» Dataset records
--- BEGIN ---

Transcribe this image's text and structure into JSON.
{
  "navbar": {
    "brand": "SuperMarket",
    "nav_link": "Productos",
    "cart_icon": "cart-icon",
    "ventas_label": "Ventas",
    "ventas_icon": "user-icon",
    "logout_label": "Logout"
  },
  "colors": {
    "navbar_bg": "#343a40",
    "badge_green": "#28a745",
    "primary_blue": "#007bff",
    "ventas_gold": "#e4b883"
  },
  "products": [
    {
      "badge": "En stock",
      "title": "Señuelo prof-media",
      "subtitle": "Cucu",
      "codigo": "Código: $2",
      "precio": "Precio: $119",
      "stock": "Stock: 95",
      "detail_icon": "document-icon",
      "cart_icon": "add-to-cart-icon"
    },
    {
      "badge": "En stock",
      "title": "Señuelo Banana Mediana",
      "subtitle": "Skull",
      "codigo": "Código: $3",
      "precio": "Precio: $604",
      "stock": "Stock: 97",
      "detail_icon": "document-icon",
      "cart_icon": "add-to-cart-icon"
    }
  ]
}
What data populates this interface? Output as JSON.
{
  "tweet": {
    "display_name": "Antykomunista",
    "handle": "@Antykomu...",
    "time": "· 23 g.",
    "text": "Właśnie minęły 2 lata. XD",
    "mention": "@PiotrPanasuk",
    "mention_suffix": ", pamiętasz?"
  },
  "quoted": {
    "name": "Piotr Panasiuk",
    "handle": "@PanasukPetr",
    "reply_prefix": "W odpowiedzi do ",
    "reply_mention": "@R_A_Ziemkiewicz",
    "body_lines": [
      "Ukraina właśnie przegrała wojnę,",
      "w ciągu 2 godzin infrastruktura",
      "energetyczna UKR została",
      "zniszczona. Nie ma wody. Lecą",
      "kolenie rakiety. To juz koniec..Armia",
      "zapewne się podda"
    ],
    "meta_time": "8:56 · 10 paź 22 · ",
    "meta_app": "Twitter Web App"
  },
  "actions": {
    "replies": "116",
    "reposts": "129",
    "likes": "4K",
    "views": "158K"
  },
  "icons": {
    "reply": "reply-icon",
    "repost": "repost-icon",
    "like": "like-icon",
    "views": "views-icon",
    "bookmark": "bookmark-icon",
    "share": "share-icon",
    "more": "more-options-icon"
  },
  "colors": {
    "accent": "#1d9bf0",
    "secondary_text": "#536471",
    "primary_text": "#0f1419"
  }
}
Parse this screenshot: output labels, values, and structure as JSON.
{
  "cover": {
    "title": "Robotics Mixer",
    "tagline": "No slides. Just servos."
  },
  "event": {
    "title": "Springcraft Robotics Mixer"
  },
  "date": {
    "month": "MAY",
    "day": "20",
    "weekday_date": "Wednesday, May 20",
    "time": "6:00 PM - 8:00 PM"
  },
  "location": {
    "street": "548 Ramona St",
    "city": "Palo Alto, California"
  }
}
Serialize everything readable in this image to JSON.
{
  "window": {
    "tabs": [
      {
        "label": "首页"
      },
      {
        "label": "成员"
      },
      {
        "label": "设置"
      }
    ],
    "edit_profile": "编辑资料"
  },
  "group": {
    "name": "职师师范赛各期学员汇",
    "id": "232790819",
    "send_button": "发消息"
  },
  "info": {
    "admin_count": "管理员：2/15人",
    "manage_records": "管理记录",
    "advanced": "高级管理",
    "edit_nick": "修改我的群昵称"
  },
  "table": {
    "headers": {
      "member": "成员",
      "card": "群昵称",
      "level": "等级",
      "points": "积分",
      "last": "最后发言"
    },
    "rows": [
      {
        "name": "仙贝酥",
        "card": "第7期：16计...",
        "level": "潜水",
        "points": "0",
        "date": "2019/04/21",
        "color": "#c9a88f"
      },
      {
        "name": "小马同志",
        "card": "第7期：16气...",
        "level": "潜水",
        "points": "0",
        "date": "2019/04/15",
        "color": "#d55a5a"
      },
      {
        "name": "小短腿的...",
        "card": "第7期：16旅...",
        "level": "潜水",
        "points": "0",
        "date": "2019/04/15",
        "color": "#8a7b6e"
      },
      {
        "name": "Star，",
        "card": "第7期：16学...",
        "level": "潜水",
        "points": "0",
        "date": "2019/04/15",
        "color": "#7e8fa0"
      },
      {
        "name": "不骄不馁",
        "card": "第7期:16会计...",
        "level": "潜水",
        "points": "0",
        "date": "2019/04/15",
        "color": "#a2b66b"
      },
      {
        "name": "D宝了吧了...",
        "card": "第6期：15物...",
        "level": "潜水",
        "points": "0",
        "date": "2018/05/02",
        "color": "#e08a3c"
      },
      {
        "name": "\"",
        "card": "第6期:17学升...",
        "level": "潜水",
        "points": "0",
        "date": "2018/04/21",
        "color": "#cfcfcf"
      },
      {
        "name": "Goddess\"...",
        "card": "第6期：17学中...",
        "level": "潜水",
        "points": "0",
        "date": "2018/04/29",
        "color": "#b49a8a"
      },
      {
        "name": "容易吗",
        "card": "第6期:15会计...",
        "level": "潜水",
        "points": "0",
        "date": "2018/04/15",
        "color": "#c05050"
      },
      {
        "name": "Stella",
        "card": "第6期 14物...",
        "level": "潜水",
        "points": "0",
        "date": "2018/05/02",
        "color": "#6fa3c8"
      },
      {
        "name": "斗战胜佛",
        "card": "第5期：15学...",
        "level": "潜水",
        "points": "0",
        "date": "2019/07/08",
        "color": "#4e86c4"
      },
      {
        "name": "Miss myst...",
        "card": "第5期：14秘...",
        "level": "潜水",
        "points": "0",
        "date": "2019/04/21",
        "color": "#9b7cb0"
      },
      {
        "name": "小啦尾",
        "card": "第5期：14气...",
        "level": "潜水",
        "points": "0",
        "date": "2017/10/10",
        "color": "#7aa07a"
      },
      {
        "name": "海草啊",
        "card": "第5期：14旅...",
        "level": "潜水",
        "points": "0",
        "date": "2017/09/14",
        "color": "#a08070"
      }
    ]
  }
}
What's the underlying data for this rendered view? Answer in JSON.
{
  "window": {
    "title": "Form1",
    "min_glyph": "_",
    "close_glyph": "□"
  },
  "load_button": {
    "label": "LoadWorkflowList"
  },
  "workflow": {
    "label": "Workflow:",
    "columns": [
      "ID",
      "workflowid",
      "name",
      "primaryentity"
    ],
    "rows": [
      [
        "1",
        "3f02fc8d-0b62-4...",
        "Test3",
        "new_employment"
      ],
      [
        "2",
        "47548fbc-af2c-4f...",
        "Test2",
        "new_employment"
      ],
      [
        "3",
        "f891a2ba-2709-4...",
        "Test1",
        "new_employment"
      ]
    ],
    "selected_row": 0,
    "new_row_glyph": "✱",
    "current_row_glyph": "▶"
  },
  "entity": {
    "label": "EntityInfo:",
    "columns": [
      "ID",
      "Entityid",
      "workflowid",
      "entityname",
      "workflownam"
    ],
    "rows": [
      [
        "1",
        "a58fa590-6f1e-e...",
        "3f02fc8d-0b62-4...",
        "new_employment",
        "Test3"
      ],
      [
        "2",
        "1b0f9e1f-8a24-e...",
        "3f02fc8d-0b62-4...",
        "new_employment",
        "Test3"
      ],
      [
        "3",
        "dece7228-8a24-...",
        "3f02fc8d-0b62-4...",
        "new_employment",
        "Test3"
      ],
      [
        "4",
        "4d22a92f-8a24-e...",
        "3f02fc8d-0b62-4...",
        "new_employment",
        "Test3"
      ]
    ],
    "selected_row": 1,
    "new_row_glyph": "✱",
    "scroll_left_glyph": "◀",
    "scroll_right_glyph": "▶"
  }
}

--- END ---

Word for word, restate all of the data shown above.

Transcribe this image's text and structure into JSON.
{
  "navbar": {
    "brand": "SuperMarket",
    "nav_link": "Productos",
    "cart_icon": "cart-icon",
    "ventas_label": "Ventas",
    "ventas_icon": "user-icon",
    "logout_label": "Logout"
  },
  "colors": {
    "navbar_bg": "#343a40",
    "badge_green": "#28a745",
    "primary_blue": "#007bff",
    "ventas_gold": "#e4b883"
  },
  "products": [
    {
      "badge": "En stock",
      "title": "Señuelo prof-media",
      "subtitle": "Cucu",
      "codigo": "Código: $2",
      "precio": "Precio: $119",
      "stock": "Stock: 95",
      "detail_icon": "document-icon",
      "cart_icon": "add-to-cart-icon"
    },
    {
      "badge": "En stock",
      "title": "Señuelo Banana Mediana",
      "subtitle": "Skull",
      "codigo": "Código: $3",
      "precio": "Precio: $604",
      "stock": "Stock: 97",
      "detail_icon": "document-icon",
      "cart_icon": "add-to-cart-icon"
    }
  ]
}
What data populates this interface? Output as JSON.
{
  "tweet": {
    "display_name": "Antykomunista",
    "handle": "@Antykomu...",
    "time": "· 23 g.",
    "text": "Właśnie minęły 2 lata. XD",
    "mention": "@PiotrPanasuk",
    "mention_suffix": ", pamiętasz?"
  },
  "quoted": {
    "name": "Piotr Panasiuk",
    "handle": "@PanasukPetr",
    "reply_prefix": "W odpowiedzi do ",
    "reply_mention": "@R_A_Ziemkiewicz",
    "body_lines": [
      "Ukraina właśnie przegrała wojnę,",
      "w ciągu 2 godzin infrastruktura",
      "energetyczna UKR została",
      "zniszczona. Nie ma wody. Lecą",
      "kolenie rakiety. To juz koniec..Armia",
      "zapewne się podda"
    ],
    "meta_time": "8:56 · 10 paź 22 · ",
    "meta_app": "Twitter Web App"
  },
  "actions": {
    "replies": "116",
    "reposts": "129",
    "likes": "4K",
    "views": "158K"
  },
  "icons": {
    "reply": "reply-icon",
    "repost": "repost-icon",
    "like": "like-icon",
    "views": "views-icon",
    "bookmark": "bookmark-icon",
    "share": "share-icon",
    "more": "more-options-icon"
  },
  "colors": {
    "accent": "#1d9bf0",
    "secondary_text": "#536471",
    "primary_text": "#0f1419"
  }
}
Parse this screenshot: output labels, values, and structure as JSON.
{
  "cover": {
    "title": "Robotics Mixer",
    "tagline": "No slides. Just servos."
  },
  "event": {
    "title": "Springcraft Robotics Mixer"
  },
  "date": {
    "month": "MAY",
    "day": "20",
    "weekday_date": "Wednesday, May 20",
    "time": "6:00 PM - 8:00 PM"
  },
  "location": {
    "street": "548 Ramona St",
    "city": "Palo Alto, California"
  }
}
Serialize everything readable in this image to JSON.
{
  "window": {
    "tabs": [
      {
        "label": "首页"
      },
      {
        "label": "成员"
      },
      {
        "label": "设置"
      }
    ],
    "edit_profile": "编辑资料"
  },
  "group": {
    "name": "职师师范赛各期学员汇",
    "id": "232790819",
    "send_button": "发消息"
  },
  "info": {
    "admin_count": "管理员：2/15人",
    "manage_records": "管理记录",
    "advanced": "高级管理",
    "edit_nick": "修改我的群昵称"
  },
  "table": {
    "headers": {
      "member": "成员",
      "card": "群昵称",
      "level": "等级",
      "points": "积分",
      "last": "最后发言"
    },
    "rows": [
      {
        "name": "仙贝酥",
        "card": "第7期：16计...",
        "level": "潜水",
        "points": "0",
        "date": "2019/04/21",
        "color": "#c9a88f"
      },
      {
        "name": "小马同志",
        "card": "第7期：16气...",
        "level": "潜水",
        "points": "0",
        "date": "2019/04/15",
        "color": "#d55a5a"
      },
      {
        "name": "小短腿的...",
        "card": "第7期：16旅...",
        "level": "潜水",
        "points": "0",
        "date": "2019/04/15",
        "color": "#8a7b6e"
      },
      {
        "name": "Star，",
        "card": "第7期：16学...",
        "level": "潜水",
        "points": "0",
        "date": "2019/04/15",
        "color": "#7e8fa0"
      },
      {
        "name": "不骄不馁",
        "card": "第7期:16会计...",
        "level": "潜水",
        "points": "0",
        "date": "2019/04/15",
        "color": "#a2b66b"
      },
      {
        "name": "D宝了吧了...",
        "card": "第6期：15物...",
        "level": "潜水",
        "points": "0",
        "date": "2018/05/02",
        "color": "#e08a3c"
      },
      {
        "name": "\"",
        "card": "第6期:17学升...",
        "level": "潜水",
        "points": "0",
        "date": "2018/04/21",
        "color": "#cfcfcf"
      },
      {
        "name": "Goddess\"...",
        "card": "第6期：17学中...",
        "level": "潜水",
        "points": "0",
        "date": "2018/04/29",
        "color": "#b49a8a"
      },
      {
        "name": "容易吗",
        "card": "第6期:15会计...",
        "level": "潜水",
        "points": "0",
        "date": "2018/04/15",
        "color": "#c05050"
      },
      {
        "name": "Stella",
        "card": "第6期 14物...",
        "level": "潜水",
        "points": "0",
        "date": "2018/05/02",
        "color": "#6fa3c8"
      },
      {
        "name": "斗战胜佛",
        "card": "第5期：15学...",
        "level": "潜水",
        "points": "0",
        "date": "2019/07/08",
        "color": "#4e86c4"
      },
      {
        "name": "Miss myst...",
        "card": "第5期：14秘...",
        "level": "潜水",
        "points": "0",
        "date": "2019/04/21",
        "color": "#9b7cb0"
      },
      {
        "name": "小啦尾",
        "card": "第5期：14气...",
        "level": "潜水",
        "points": "0",
        "date": "2017/10/10",
        "color": "#7aa07a"
      },
      {
        "name": "海草啊",
        "card": "第5期：14旅...",
        "level": "潜水",
        "points": "0",
        "date": "2017/09/14",
        "color": "#a08070"
      }
    ]
  }
}
What's the underlying data for this rendered view? Answer in JSON.
{
  "window": {
    "title": "Form1",
    "min_glyph": "_",
    "close_glyph": "□"
  },
  "load_button": {
    "label": "LoadWorkflowList"
  },
  "workflow": {
    "label": "Workflow:",
    "columns": [
      "ID",
      "workflowid",
      "name",
      "primaryentity"
    ],
    "rows": [
      [
        "1",
        "3f02fc8d-0b62-4...",
        "Test3",
        "new_employment"
      ],
      [
        "2",
        "47548fbc-af2c-4f...",
        "Test2",
        "new_employment"
      ],
      [
        "3",
        "f891a2ba-2709-4...",
        "Test1",
        "new_employment"
      ]
    ],
    "selected_row": 0,
    "new_row_glyph": "✱",
    "current_row_glyph": "▶"
  },
  "entity": {
    "label": "EntityInfo:",
    "columns": [
      "ID",
      "Entityid",
      "workflowid",
      "entityname",
      "workflownam"
    ],
    "rows": [
      [
        "1",
        "a58fa590-6f1e-e...",
        "3f02fc8d-0b62-4...",
        "new_employment",
        "Test3"
      ],
      [
        "2",
        "1b0f9e1f-8a24-e...",
        "3f02fc8d-0b62-4...",
        "new_employment",
        "Test3"
      ],
      [
        "3",
        "dece7228-8a24-...",
        "3f02fc8d-0b62-4...",
        "new_employment",
        "Test3"
      ],
      [
        "4",
        "4d22a92f-8a24-e...",
        "3f02fc8d-0b62-4...",
        "new_employment",
        "Test3"
      ]
    ],
    "selected_row": 1,
    "new_row_glyph": "✱",
    "scroll_left_glyph": "◀",
    "scroll_right_glyph": "▶"
  }
}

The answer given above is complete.